## [Objective]
Each line that holds the word "还看今朝" should be returned.

>> START Given records

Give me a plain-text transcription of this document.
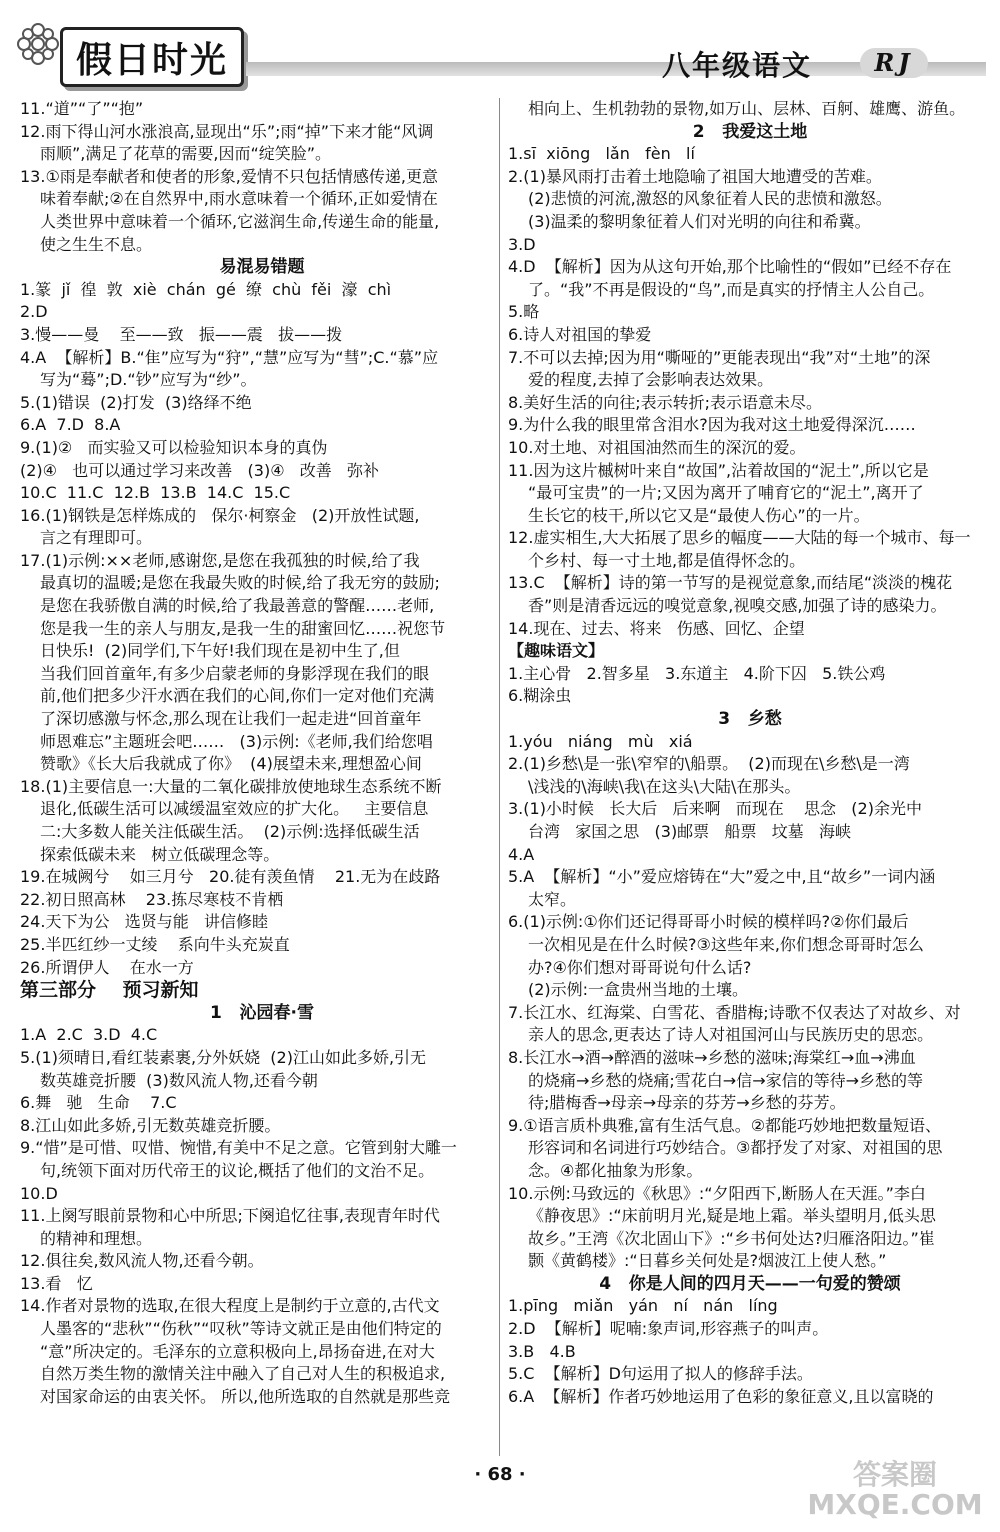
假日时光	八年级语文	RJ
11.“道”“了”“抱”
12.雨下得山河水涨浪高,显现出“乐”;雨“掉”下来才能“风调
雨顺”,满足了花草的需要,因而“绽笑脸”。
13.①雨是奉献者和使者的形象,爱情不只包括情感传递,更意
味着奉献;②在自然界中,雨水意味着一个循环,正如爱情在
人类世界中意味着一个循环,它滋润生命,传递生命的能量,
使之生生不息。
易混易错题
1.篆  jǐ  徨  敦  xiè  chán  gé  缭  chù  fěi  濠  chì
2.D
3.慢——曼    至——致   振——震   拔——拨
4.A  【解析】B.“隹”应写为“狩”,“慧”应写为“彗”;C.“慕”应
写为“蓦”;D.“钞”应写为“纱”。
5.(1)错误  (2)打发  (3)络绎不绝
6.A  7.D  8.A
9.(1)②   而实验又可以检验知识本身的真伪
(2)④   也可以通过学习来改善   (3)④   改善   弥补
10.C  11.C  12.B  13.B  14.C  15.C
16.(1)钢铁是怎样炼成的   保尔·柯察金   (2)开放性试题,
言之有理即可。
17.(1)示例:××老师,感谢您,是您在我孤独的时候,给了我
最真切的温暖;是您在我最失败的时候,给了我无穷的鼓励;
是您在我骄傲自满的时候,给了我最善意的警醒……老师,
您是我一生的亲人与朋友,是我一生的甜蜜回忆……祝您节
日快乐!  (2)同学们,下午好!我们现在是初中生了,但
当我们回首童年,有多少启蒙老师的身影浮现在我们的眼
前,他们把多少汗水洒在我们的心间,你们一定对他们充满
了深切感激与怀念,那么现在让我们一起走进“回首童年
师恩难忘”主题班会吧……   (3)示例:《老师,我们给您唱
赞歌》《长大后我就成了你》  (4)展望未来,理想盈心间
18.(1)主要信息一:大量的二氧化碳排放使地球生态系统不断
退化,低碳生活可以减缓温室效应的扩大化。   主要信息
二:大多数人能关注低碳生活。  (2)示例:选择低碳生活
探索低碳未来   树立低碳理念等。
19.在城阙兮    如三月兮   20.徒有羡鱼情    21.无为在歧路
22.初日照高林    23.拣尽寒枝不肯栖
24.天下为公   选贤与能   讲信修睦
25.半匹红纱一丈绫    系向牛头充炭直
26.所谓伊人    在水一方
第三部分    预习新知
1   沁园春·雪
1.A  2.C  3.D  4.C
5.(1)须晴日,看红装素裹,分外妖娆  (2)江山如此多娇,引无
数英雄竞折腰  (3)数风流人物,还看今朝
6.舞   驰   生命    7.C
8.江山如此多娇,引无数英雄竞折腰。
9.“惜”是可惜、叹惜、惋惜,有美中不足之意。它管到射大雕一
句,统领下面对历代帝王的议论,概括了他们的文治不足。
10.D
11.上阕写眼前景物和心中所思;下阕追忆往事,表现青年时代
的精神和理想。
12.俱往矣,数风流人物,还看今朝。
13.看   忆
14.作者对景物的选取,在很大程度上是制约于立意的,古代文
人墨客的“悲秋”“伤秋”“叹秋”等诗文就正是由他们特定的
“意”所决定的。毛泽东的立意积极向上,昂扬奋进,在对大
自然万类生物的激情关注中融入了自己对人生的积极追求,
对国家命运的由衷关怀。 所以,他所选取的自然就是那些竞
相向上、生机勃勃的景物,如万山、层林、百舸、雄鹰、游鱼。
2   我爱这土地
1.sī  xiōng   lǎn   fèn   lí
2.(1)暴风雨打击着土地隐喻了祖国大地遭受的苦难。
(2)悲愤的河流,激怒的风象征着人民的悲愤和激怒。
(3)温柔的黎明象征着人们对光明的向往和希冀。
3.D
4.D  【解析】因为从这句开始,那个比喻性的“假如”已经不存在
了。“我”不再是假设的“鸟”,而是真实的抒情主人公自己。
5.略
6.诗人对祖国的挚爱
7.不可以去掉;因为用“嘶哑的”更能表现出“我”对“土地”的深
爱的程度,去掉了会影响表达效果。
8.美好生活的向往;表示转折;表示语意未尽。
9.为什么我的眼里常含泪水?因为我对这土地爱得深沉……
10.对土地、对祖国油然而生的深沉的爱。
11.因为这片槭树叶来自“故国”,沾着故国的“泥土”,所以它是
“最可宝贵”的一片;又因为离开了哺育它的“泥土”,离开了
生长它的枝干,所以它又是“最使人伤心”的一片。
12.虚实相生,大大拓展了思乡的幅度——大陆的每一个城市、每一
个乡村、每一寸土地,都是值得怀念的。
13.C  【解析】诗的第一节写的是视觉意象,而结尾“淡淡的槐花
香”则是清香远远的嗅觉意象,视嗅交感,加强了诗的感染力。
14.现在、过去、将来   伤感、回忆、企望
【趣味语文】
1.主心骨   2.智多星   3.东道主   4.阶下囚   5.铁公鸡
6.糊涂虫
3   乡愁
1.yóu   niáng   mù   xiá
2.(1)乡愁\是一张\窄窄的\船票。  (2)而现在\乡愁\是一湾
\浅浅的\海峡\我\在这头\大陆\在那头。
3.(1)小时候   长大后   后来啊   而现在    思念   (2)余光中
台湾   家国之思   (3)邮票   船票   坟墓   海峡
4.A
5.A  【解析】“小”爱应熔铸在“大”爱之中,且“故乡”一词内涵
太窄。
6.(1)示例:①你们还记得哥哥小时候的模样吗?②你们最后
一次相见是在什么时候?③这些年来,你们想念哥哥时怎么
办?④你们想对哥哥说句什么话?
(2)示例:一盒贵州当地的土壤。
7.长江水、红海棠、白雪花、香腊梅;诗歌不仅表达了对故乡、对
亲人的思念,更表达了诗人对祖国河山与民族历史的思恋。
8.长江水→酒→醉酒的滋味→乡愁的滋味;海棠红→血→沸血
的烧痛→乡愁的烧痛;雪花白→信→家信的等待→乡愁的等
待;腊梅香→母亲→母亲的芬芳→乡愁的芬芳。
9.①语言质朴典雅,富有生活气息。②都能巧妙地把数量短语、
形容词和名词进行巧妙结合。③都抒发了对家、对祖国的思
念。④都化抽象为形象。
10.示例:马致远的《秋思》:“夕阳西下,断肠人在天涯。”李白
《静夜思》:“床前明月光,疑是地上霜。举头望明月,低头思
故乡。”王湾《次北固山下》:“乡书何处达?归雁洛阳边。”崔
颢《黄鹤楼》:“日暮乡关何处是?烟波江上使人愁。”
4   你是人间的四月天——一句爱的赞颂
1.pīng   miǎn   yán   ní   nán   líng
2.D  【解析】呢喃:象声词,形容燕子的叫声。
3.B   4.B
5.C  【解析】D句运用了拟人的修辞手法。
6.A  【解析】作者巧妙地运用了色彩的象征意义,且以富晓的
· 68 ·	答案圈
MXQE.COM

>> END Given records
>> START Given records

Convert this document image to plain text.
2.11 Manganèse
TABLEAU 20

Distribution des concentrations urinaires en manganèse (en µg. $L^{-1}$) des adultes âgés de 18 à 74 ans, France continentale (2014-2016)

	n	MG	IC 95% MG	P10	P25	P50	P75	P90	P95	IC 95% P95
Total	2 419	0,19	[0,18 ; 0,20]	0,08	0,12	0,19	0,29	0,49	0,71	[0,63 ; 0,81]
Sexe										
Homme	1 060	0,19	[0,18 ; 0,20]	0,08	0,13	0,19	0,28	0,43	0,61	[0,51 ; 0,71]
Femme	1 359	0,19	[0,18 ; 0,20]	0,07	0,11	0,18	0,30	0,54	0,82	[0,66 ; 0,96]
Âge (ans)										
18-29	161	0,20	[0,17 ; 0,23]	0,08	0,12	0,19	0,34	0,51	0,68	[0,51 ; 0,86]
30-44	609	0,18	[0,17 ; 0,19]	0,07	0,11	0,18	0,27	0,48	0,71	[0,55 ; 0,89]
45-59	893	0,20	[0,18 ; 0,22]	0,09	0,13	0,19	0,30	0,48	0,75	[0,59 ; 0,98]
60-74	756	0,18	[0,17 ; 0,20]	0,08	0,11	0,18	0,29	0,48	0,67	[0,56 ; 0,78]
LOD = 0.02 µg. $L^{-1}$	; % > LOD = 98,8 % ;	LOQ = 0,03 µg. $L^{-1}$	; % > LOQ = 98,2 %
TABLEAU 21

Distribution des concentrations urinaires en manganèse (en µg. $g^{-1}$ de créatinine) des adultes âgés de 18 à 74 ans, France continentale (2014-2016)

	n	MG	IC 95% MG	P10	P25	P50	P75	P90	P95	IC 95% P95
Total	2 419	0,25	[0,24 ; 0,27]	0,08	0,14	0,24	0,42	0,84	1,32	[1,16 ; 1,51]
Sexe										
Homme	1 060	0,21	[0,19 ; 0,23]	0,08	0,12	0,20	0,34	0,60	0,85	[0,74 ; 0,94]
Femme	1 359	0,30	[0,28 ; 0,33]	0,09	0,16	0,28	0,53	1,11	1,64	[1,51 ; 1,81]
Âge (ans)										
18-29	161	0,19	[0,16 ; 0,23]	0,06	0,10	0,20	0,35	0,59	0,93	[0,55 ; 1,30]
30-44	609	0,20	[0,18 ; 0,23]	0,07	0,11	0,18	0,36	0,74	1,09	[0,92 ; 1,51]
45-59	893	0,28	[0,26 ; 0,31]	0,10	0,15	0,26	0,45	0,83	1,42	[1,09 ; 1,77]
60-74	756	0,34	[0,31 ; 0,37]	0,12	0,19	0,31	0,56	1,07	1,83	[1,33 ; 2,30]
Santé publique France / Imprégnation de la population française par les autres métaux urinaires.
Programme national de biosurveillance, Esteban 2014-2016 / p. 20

>> END Given records

## [Result of this task]
数英雄竞折腰  (3)数风流人物,还看今朝
12.俱往矣,数风流人物,还看今朝。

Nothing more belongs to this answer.